DATA SUPPLIED:
============

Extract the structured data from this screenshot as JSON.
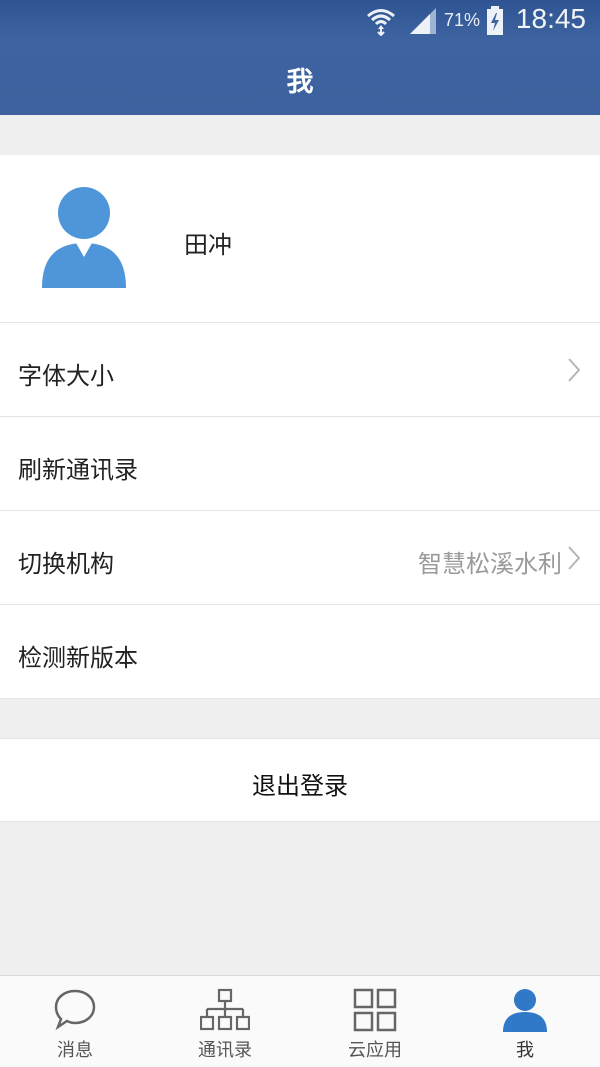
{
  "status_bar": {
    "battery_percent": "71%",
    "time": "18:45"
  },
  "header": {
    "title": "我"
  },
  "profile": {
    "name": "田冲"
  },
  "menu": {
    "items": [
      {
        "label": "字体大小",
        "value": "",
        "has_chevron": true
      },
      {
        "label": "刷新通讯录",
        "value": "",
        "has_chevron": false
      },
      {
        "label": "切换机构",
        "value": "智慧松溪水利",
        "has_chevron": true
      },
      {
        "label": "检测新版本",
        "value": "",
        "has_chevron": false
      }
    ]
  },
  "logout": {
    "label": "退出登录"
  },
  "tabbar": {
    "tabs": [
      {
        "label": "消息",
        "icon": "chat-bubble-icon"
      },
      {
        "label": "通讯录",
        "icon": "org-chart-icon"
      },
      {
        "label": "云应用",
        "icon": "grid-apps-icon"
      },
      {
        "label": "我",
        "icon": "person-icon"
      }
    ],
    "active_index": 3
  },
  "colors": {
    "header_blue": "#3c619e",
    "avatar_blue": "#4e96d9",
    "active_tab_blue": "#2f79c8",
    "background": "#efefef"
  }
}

============

Leave the pictures out and reproduce all of the records exactly.

Extract the structured data from this screenshot as JSON.
{
  "status_bar": {
    "battery_percent": "71%",
    "time": "18:45"
  },
  "header": {
    "title": "我"
  },
  "profile": {
    "name": "田冲"
  },
  "menu": {
    "items": [
      {
        "label": "字体大小",
        "value": "",
        "has_chevron": true
      },
      {
        "label": "刷新通讯录",
        "value": "",
        "has_chevron": false
      },
      {
        "label": "切换机构",
        "value": "智慧松溪水利",
        "has_chevron": true
      },
      {
        "label": "检测新版本",
        "value": "",
        "has_chevron": false
      }
    ]
  },
  "logout": {
    "label": "退出登录"
  },
  "tabbar": {
    "tabs": [
      {
        "label": "消息",
        "icon": "chat-bubble-icon"
      },
      {
        "label": "通讯录",
        "icon": "org-chart-icon"
      },
      {
        "label": "云应用",
        "icon": "grid-apps-icon"
      },
      {
        "label": "我",
        "icon": "person-icon"
      }
    ],
    "active_index": 3
  },
  "colors": {
    "header_blue": "#3c619e",
    "avatar_blue": "#4e96d9",
    "active_tab_blue": "#2f79c8",
    "background": "#efefef"
  }
}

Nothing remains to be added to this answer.